* _PROBLEM REQUIREMENTS_
Set all the material down again unchanged, without the pictures.

* _MATERIAL SUPPLIED_
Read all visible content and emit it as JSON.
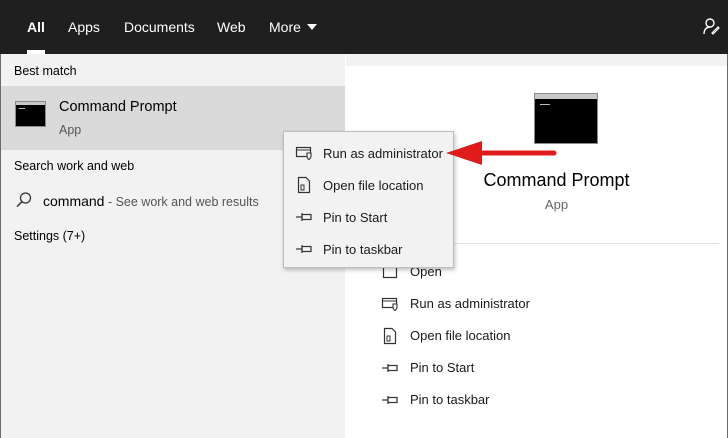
{
  "tabs": [
    {
      "label": "All"
    },
    {
      "label": "Apps"
    },
    {
      "label": "Documents"
    },
    {
      "label": "Web"
    },
    {
      "label": "More"
    }
  ],
  "left": {
    "best_match_label": "Best match",
    "best_match": {
      "title": "Command Prompt",
      "subtitle": "App"
    },
    "search_section_label": "Search work and web",
    "search_term": "command",
    "search_hint": " - See work and web results",
    "settings_label": "Settings (7+)"
  },
  "context_menu": {
    "items": [
      {
        "label": "Run as administrator",
        "icon": "shield-icon"
      },
      {
        "label": "Open file location",
        "icon": "file-location-icon"
      },
      {
        "label": "Pin to Start",
        "icon": "pin-icon"
      },
      {
        "label": "Pin to taskbar",
        "icon": "pin-icon"
      }
    ]
  },
  "right": {
    "title": "Command Prompt",
    "subtitle": "App",
    "actions": [
      {
        "label": "Open",
        "icon": "open-icon"
      },
      {
        "label": "Run as administrator",
        "icon": "shield-icon"
      },
      {
        "label": "Open file location",
        "icon": "file-location-icon"
      },
      {
        "label": "Pin to Start",
        "icon": "pin-icon"
      },
      {
        "label": "Pin to taskbar",
        "icon": "pin-icon"
      }
    ]
  },
  "colors": {
    "topbar": "#1f1f1f",
    "panel": "#f2f2f2",
    "selected": "#dadada",
    "arrow": "#e01b1b"
  }
}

* _RESPONSE TO THIS EXERCISE_
Read all visible content and emit it as JSON.
{
  "tabs": [
    {
      "label": "All"
    },
    {
      "label": "Apps"
    },
    {
      "label": "Documents"
    },
    {
      "label": "Web"
    },
    {
      "label": "More"
    }
  ],
  "left": {
    "best_match_label": "Best match",
    "best_match": {
      "title": "Command Prompt",
      "subtitle": "App"
    },
    "search_section_label": "Search work and web",
    "search_term": "command",
    "search_hint": " - See work and web results",
    "settings_label": "Settings (7+)"
  },
  "context_menu": {
    "items": [
      {
        "label": "Run as administrator",
        "icon": "shield-icon"
      },
      {
        "label": "Open file location",
        "icon": "file-location-icon"
      },
      {
        "label": "Pin to Start",
        "icon": "pin-icon"
      },
      {
        "label": "Pin to taskbar",
        "icon": "pin-icon"
      }
    ]
  },
  "right": {
    "title": "Command Prompt",
    "subtitle": "App",
    "actions": [
      {
        "label": "Open",
        "icon": "open-icon"
      },
      {
        "label": "Run as administrator",
        "icon": "shield-icon"
      },
      {
        "label": "Open file location",
        "icon": "file-location-icon"
      },
      {
        "label": "Pin to Start",
        "icon": "pin-icon"
      },
      {
        "label": "Pin to taskbar",
        "icon": "pin-icon"
      }
    ]
  },
  "colors": {
    "topbar": "#1f1f1f",
    "panel": "#f2f2f2",
    "selected": "#dadada",
    "arrow": "#e01b1b"
  }
}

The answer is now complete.